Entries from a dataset

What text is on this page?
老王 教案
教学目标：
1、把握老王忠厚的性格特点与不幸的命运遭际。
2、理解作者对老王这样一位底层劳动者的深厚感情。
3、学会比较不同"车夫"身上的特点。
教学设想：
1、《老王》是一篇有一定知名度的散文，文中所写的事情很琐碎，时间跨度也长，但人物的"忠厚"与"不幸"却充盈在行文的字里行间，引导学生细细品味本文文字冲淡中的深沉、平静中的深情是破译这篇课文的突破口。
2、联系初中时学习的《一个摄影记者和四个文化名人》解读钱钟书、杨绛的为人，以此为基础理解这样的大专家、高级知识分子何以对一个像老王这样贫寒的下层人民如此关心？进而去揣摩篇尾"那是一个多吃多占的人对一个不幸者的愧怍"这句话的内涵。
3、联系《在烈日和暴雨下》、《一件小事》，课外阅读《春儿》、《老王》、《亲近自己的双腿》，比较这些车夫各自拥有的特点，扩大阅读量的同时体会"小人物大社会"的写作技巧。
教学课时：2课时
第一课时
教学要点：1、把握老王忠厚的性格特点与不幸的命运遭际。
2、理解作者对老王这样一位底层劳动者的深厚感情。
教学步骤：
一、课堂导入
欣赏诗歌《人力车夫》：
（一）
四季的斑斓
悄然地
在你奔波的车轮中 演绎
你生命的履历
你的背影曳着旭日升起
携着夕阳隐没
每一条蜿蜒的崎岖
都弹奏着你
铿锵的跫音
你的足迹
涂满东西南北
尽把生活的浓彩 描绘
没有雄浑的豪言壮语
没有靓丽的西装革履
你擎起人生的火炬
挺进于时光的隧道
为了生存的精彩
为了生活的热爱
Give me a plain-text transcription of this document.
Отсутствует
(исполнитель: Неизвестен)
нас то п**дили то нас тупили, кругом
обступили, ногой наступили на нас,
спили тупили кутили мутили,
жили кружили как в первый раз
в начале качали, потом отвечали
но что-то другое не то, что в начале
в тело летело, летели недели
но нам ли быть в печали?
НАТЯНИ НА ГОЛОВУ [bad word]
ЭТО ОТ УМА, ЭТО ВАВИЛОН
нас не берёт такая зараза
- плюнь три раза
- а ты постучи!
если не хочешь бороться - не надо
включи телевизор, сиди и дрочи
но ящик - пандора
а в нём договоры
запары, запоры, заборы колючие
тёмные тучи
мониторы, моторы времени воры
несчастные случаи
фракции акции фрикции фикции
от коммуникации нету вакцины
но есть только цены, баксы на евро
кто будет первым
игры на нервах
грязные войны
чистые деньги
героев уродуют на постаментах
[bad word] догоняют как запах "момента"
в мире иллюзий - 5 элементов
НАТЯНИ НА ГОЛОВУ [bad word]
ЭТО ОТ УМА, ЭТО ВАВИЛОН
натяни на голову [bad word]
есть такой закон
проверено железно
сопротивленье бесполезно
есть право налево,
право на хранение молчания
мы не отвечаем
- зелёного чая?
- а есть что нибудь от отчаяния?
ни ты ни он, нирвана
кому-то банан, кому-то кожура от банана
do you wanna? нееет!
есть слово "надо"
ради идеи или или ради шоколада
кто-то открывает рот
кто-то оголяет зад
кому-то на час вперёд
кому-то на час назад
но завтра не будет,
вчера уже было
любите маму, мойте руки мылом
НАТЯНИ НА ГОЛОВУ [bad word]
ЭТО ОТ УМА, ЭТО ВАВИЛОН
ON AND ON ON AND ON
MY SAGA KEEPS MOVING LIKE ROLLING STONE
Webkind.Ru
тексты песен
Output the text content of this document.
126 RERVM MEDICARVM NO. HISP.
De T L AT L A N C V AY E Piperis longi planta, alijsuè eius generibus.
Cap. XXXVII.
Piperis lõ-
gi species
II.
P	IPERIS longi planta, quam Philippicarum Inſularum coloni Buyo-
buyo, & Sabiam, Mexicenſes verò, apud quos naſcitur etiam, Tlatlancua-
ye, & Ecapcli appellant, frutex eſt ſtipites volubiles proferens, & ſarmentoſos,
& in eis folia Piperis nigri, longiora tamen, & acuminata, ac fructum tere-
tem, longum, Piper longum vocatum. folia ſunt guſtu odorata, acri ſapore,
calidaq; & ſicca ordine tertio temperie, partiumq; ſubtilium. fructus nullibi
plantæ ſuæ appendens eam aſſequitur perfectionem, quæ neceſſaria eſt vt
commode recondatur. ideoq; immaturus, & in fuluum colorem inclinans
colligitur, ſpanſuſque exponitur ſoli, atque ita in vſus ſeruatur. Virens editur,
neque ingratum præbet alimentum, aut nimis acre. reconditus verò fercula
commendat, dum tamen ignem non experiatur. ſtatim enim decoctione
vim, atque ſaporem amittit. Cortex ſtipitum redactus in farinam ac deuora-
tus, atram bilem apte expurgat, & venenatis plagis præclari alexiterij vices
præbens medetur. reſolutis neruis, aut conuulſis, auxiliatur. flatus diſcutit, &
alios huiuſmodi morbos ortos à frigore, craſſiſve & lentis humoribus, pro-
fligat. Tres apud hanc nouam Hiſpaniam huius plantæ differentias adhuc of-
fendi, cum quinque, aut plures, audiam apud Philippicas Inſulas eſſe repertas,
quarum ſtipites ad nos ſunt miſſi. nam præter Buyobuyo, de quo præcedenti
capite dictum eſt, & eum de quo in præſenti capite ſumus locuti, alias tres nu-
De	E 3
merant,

* **Task to complete**
Set down all of the records shown above once more, exactly.

* **Task result**
What text is on this page?
老王 教案
教学目标：
1、把握老王忠厚的性格特点与不幸的命运遭际。
2、理解作者对老王这样一位底层劳动者的深厚感情。
3、学会比较不同"车夫"身上的特点。
教学设想：
1、《老王》是一篇有一定知名度的散文，文中所写的事情很琐碎，时间跨度也长，但人物的"忠厚"与"不幸"却充盈在行文的字里行间，引导学生细细品味本文文字冲淡中的深沉、平静中的深情是破译这篇课文的突破口。
2、联系初中时学习的《一个摄影记者和四个文化名人》解读钱钟书、杨绛的为人，以此为基础理解这样的大专家、高级知识分子何以对一个像老王这样贫寒的下层人民如此关心？进而去揣摩篇尾"那是一个多吃多占的人对一个不幸者的愧怍"这句话的内涵。
3、联系《在烈日和暴雨下》、《一件小事》，课外阅读《春儿》、《老王》、《亲近自己的双腿》，比较这些车夫各自拥有的特点，扩大阅读量的同时体会"小人物大社会"的写作技巧。
教学课时：2课时
第一课时
教学要点：1、把握老王忠厚的性格特点与不幸的命运遭际。
2、理解作者对老王这样一位底层劳动者的深厚感情。
教学步骤：
一、课堂导入
欣赏诗歌《人力车夫》：
（一）
四季的斑斓
悄然地
在你奔波的车轮中 演绎
你生命的履历
你的背影曳着旭日升起
携着夕阳隐没
每一条蜿蜒的崎岖
都弹奏着你
铿锵的跫音
你的足迹
涂满东西南北
尽把生活的浓彩 描绘
没有雄浑的豪言壮语
没有靓丽的西装革履
你擎起人生的火炬
挺进于时光的隧道
为了生存的精彩
为了生活的热爱
Give me a plain-text transcription of this document.
Отсутствует
(исполнитель: Неизвестен)
нас то п**дили то нас тупили, кругом
обступили, ногой наступили на нас,
спили тупили кутили мутили,
жили кружили как в первый раз
в начале качали, потом отвечали
но что-то другое не то, что в начале
в тело летело, летели недели
но нам ли быть в печали?
НАТЯНИ НА ГОЛОВУ [bad word]
ЭТО ОТ УМА, ЭТО ВАВИЛОН
нас не берёт такая зараза
- плюнь три раза
- а ты постучи!
если не хочешь бороться - не надо
включи телевизор, сиди и дрочи
но ящик - пандора
а в нём договоры
запары, запоры, заборы колючие
тёмные тучи
мониторы, моторы времени воры
несчастные случаи
фракции акции фрикции фикции
от коммуникации нету вакцины
но есть только цены, баксы на евро
кто будет первым
игры на нервах
грязные войны
чистые деньги
героев уродуют на постаментах
[bad word] догоняют как запах "момента"
в мире иллюзий - 5 элементов
НАТЯНИ НА ГОЛОВУ [bad word]
ЭТО ОТ УМА, ЭТО ВАВИЛОН
натяни на голову [bad word]
есть такой закон
проверено железно
сопротивленье бесполезно
есть право налево,
право на хранение молчания
мы не отвечаем
- зелёного чая?
- а есть что нибудь от отчаяния?
ни ты ни он, нирвана
кому-то банан, кому-то кожура от банана
do you wanna? нееет!
есть слово "надо"
ради идеи или или ради шоколада
кто-то открывает рот
кто-то оголяет зад
кому-то на час вперёд
кому-то на час назад
но завтра не будет,
вчера уже было
любите маму, мойте руки мылом
НАТЯНИ НА ГОЛОВУ [bad word]
ЭТО ОТ УМА, ЭТО ВАВИЛОН
ON AND ON ON AND ON
MY SAGA KEEPS MOVING LIKE ROLLING STONE
Webkind.Ru
тексты песен
Output the text content of this document.
126 RERVM MEDICARVM NO. HISP.
De T L AT L A N C V AY E Piperis longi planta, alijsuè eius generibus.
Cap. XXXVII.
Piperis lõ-
gi species
II.
P	IPERIS longi planta, quam Philippicarum Inſularum coloni Buyo-
buyo, & Sabiam, Mexicenſes verò, apud quos naſcitur etiam, Tlatlancua-
ye, & Ecapcli appellant, frutex eſt ſtipites volubiles proferens, & ſarmentoſos,
& in eis folia Piperis nigri, longiora tamen, & acuminata, ac fructum tere-
tem, longum, Piper longum vocatum. folia ſunt guſtu odorata, acri ſapore,
calidaq; & ſicca ordine tertio temperie, partiumq; ſubtilium. fructus nullibi
plantæ ſuæ appendens eam aſſequitur perfectionem, quæ neceſſaria eſt vt
commode recondatur. ideoq; immaturus, & in fuluum colorem inclinans
colligitur, ſpanſuſque exponitur ſoli, atque ita in vſus ſeruatur. Virens editur,
neque ingratum præbet alimentum, aut nimis acre. reconditus verò fercula
commendat, dum tamen ignem non experiatur. ſtatim enim decoctione
vim, atque ſaporem amittit. Cortex ſtipitum redactus in farinam ac deuora-
tus, atram bilem apte expurgat, & venenatis plagis præclari alexiterij vices
præbens medetur. reſolutis neruis, aut conuulſis, auxiliatur. flatus diſcutit, &
alios huiuſmodi morbos ortos à frigore, craſſiſve & lentis humoribus, pro-
fligat. Tres apud hanc nouam Hiſpaniam huius plantæ differentias adhuc of-
fendi, cum quinque, aut plures, audiam apud Philippicas Inſulas eſſe repertas,
quarum ſtipites ad nos ſunt miſſi. nam præter Buyobuyo, de quo præcedenti
capite dictum eſt, & eum de quo in præſenti capite ſumus locuti, alias tres nu-
De	E 3
merant,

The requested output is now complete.